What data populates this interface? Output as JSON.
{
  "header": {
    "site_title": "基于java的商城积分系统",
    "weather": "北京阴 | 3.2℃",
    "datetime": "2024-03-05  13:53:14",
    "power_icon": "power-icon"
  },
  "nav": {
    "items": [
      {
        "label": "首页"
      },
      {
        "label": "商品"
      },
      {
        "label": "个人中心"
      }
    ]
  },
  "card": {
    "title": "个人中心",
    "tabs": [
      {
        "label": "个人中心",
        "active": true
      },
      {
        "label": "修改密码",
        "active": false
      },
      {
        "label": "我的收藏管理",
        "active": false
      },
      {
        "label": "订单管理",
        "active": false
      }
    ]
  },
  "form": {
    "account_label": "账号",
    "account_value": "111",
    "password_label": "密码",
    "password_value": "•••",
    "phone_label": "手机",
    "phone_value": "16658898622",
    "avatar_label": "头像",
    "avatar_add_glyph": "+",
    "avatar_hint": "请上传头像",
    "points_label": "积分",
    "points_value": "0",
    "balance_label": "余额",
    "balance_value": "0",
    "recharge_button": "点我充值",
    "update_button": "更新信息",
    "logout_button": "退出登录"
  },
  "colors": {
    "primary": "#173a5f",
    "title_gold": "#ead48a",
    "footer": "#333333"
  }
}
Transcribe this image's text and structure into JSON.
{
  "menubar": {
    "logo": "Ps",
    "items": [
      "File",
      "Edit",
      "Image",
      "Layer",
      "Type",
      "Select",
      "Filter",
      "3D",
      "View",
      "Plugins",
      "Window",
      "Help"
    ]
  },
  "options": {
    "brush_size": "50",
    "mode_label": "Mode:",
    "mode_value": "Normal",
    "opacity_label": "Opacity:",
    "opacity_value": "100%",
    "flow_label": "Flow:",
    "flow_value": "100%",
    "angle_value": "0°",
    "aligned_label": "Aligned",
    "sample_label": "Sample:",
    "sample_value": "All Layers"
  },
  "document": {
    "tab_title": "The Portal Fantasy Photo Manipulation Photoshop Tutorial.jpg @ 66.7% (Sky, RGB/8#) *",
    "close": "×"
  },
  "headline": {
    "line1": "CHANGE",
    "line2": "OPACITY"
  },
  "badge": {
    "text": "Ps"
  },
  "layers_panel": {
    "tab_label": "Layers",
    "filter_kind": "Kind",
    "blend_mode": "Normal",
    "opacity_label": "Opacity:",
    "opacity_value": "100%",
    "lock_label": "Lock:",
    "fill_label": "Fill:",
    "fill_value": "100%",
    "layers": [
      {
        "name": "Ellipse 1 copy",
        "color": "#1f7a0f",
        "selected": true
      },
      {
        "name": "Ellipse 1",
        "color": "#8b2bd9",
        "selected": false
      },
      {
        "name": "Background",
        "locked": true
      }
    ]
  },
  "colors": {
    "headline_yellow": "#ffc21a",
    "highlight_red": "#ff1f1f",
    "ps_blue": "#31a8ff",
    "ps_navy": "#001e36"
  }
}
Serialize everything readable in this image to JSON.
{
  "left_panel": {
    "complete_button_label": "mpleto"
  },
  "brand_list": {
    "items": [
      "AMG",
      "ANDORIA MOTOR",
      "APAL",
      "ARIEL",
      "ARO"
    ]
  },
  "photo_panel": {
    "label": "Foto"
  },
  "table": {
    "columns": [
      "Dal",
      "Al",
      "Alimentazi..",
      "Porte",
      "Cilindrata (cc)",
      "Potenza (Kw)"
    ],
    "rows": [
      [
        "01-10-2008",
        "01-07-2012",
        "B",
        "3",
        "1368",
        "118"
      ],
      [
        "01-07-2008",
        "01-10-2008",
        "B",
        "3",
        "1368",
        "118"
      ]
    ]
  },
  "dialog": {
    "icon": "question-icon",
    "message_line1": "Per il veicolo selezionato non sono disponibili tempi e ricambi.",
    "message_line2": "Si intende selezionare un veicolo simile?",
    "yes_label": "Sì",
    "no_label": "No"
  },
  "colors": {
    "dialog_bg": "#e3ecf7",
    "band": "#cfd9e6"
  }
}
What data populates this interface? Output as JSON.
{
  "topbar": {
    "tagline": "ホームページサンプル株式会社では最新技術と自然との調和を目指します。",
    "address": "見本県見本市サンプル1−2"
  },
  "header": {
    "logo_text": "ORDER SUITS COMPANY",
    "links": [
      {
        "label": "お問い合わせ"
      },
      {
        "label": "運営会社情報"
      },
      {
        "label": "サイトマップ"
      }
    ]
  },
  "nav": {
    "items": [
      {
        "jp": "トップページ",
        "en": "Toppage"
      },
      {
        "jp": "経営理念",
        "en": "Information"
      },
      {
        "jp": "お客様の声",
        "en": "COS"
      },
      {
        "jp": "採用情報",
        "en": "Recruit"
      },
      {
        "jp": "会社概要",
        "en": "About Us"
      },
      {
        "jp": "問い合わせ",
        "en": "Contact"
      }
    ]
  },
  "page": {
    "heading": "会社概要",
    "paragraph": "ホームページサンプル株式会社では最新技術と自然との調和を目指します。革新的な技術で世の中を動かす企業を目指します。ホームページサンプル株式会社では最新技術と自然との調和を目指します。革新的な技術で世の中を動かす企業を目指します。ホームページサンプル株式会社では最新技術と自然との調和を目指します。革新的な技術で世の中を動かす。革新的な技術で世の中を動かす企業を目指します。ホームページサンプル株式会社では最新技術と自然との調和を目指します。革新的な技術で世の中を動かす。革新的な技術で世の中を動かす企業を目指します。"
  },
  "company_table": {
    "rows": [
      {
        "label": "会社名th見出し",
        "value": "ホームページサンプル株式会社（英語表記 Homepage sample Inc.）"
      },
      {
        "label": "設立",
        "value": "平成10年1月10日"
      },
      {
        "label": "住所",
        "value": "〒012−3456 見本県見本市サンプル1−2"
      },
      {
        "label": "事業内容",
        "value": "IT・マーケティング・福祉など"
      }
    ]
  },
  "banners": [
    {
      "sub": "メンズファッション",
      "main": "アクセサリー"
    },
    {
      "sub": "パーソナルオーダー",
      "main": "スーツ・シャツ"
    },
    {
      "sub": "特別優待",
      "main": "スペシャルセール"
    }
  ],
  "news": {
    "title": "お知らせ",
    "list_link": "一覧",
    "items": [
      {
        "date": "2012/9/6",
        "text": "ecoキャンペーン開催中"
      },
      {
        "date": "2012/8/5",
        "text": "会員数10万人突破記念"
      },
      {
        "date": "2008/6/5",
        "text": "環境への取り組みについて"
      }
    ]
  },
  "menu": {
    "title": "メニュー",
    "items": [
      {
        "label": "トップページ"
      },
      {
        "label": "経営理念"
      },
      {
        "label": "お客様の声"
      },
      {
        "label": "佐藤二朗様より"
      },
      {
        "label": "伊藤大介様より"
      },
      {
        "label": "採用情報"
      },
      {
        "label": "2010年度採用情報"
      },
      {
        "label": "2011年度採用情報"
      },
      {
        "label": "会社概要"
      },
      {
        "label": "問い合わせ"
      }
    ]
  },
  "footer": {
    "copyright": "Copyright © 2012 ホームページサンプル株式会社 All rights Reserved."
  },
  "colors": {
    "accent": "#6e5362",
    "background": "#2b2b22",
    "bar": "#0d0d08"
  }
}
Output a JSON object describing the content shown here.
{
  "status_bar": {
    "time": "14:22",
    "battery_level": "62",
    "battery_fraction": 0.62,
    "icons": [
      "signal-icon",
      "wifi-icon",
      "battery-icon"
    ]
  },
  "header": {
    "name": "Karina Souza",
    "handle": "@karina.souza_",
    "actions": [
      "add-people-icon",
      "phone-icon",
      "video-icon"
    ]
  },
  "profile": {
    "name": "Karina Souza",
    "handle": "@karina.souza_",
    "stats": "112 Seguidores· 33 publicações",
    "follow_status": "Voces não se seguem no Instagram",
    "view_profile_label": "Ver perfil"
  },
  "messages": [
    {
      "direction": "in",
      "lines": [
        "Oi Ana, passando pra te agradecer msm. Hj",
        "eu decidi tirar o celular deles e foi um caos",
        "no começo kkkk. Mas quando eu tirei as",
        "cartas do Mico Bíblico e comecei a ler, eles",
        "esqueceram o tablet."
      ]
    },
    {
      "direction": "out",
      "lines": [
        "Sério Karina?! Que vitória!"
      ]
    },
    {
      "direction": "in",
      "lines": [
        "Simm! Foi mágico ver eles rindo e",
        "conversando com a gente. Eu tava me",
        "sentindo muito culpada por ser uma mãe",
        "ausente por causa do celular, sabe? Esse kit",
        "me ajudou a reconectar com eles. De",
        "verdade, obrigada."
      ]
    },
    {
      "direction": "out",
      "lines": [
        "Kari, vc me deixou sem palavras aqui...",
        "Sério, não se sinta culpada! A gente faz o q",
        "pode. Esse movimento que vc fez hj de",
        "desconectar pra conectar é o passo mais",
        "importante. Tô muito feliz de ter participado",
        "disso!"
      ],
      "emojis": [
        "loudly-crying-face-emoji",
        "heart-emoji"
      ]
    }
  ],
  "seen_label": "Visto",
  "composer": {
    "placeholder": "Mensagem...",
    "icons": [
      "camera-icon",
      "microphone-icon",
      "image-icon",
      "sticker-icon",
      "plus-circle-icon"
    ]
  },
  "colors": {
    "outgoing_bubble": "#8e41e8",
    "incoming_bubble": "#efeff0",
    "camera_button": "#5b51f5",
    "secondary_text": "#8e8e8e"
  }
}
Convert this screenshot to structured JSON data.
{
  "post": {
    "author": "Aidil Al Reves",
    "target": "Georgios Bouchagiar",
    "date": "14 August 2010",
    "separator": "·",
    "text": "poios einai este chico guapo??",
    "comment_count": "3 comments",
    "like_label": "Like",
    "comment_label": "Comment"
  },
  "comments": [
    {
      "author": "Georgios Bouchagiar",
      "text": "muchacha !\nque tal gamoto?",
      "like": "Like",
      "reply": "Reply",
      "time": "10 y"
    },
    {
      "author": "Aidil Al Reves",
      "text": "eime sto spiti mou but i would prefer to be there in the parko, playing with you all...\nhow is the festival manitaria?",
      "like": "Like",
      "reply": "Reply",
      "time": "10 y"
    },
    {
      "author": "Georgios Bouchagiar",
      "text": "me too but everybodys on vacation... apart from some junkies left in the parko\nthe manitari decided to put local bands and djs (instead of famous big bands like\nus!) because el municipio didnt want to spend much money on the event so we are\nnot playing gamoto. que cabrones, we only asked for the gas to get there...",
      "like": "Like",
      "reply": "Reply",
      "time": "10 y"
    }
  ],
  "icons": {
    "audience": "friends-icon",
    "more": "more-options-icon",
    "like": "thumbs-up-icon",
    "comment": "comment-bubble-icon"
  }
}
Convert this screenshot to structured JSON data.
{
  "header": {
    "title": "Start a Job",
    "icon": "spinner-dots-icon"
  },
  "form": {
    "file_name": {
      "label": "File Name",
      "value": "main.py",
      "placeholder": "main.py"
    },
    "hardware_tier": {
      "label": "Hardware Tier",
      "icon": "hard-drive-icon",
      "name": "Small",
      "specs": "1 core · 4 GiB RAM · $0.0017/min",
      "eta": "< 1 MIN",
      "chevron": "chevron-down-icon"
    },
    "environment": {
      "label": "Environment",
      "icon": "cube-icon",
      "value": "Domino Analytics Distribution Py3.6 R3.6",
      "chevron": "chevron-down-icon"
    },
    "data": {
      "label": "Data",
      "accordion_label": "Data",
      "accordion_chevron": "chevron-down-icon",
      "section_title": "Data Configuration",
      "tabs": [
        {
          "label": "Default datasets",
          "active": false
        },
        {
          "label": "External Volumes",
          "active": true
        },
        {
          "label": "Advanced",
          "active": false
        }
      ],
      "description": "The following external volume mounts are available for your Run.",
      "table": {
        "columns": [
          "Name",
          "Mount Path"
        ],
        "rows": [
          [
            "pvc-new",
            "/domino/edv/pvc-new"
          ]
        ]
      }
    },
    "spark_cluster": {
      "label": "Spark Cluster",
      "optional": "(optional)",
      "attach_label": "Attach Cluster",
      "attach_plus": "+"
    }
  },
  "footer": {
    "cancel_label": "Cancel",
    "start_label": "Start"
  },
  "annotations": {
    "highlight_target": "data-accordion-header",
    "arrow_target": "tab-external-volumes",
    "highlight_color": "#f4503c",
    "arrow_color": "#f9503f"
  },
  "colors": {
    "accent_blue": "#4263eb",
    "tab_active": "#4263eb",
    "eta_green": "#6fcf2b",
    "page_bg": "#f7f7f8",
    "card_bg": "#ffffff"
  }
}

Work to do => In the records above, find each line holding "Esse" and copy it.

Reply to the task =>
        "ausente por causa do celular, sabe? Esse kit",
        "pode. Esse movimento que vc fez hj de",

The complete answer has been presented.